(Data excerpts)
※

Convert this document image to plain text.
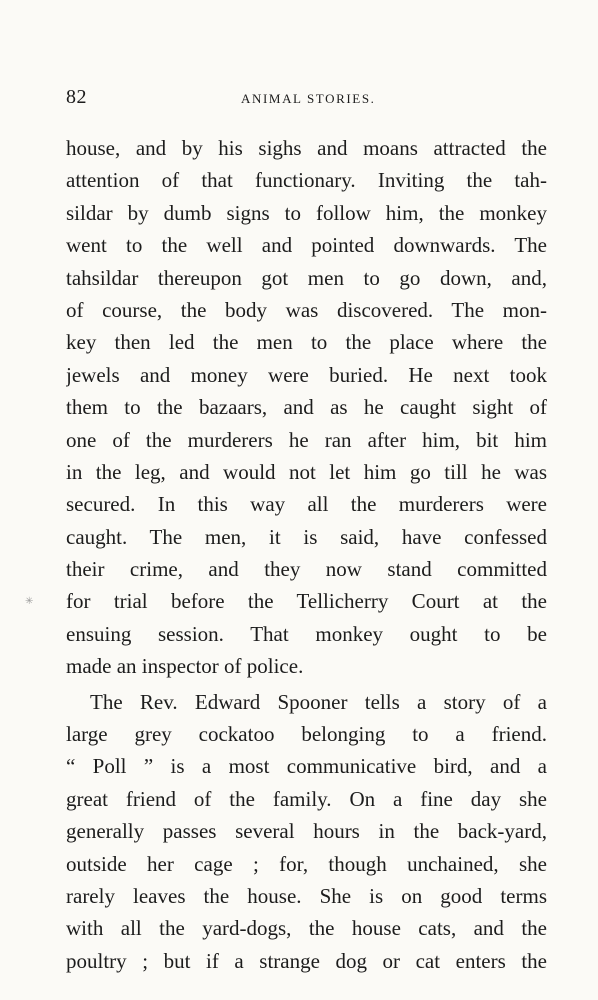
82	ANIMAL STORIES.
house, and by his sighs and moans attracted the
attention of that functionary. Inviting the tah-
sildar by dumb signs to follow him, the monkey
went to the well and pointed downwards. The
tahsildar thereupon got men to go down, and,
of course, the body was discovered. The mon-
key then led the men to the place where the
jewels and money were buried. He next took
them to the bazaars, and as he caught sight of
one of the murderers he ran after him, bit him
in the leg, and would not let him go till he was
secured. In this way all the murderers were
caught. The men, it is said, have confessed
their crime, and they now stand committed
for trial before the Tellicherry Court at the
ensuing session. That monkey ought to be
made an inspector of police.
The Rev. Edward Spooner tells a story of a
large grey cockatoo belonging to a friend.
“ Poll ” is a most communicative bird, and a
great friend of the family. On a fine day she
generally passes several hours in the back-yard,
outside her cage ; for, though unchained, she
rarely leaves the house. She is on good terms
with all the yard-dogs, the house cats, and the
poultry ; but if a strange dog or cat enters the
✳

※

● **WHAT IS ASKED**
Take the entries shown above and quote them verbatim, passing over the pictures.

● **EXERCISE RESULT**
Convert this document image to plain text.
82	ANIMAL STORIES.
house, and by his sighs and moans attracted the
attention of that functionary. Inviting the tah-
sildar by dumb signs to follow him, the monkey
went to the well and pointed downwards. The
tahsildar thereupon got men to go down, and,
of course, the body was discovered. The mon-
key then led the men to the place where the
jewels and money were buried. He next took
them to the bazaars, and as he caught sight of
one of the murderers he ran after him, bit him
in the leg, and would not let him go till he was
secured. In this way all the murderers were
caught. The men, it is said, have confessed
their crime, and they now stand committed
for trial before the Tellicherry Court at the
ensuing session. That monkey ought to be
made an inspector of police.
The Rev. Edward Spooner tells a story of a
large grey cockatoo belonging to a friend.
“ Poll ” is a most communicative bird, and a
great friend of the family. On a fine day she
generally passes several hours in the back-yard,
outside her cage ; for, though unchained, she
rarely leaves the house. She is on good terms
with all the yard-dogs, the house cats, and the
poultry ; but if a strange dog or cat enters the
✳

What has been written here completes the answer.